_Problem_.
Find how many lines in the material contain "this"; your answer should be that number alone.

----- Provided data

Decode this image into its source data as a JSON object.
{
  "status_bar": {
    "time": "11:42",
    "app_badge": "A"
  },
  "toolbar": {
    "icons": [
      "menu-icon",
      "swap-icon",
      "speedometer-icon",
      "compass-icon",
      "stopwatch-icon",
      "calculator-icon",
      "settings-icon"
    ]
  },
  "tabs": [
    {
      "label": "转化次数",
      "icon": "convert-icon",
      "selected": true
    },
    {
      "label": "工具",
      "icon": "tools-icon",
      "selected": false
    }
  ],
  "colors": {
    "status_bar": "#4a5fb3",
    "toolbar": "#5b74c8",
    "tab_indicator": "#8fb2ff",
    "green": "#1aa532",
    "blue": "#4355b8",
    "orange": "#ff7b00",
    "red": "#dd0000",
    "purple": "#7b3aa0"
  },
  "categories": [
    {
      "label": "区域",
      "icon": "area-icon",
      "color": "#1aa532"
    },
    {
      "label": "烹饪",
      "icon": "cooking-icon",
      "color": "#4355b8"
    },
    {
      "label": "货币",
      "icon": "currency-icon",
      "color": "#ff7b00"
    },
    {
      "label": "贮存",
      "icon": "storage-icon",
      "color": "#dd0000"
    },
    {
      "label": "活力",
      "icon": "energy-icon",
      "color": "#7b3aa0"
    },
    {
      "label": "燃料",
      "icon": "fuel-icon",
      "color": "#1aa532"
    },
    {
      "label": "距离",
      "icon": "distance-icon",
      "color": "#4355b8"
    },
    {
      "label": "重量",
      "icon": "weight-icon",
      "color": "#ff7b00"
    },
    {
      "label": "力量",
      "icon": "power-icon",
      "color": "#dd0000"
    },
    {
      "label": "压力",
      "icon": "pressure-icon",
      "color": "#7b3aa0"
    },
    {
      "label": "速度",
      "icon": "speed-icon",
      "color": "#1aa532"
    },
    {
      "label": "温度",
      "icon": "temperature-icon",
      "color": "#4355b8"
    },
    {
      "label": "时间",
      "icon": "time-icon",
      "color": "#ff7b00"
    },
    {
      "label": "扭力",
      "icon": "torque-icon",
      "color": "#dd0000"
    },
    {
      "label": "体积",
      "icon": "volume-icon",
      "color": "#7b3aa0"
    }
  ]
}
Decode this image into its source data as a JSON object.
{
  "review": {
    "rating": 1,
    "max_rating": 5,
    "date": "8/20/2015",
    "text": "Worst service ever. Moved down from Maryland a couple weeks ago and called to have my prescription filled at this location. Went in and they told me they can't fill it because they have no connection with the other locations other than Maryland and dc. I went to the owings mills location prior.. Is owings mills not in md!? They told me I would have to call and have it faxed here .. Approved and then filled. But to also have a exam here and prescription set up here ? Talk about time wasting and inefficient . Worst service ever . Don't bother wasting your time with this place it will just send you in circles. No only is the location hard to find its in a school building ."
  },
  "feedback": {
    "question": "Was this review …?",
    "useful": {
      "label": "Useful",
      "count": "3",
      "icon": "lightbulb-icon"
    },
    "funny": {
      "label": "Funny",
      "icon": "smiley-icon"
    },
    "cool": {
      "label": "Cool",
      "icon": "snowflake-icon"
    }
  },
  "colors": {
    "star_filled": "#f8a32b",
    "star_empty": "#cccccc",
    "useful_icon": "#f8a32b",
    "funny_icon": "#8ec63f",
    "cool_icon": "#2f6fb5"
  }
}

----------

_Exercise output_.
4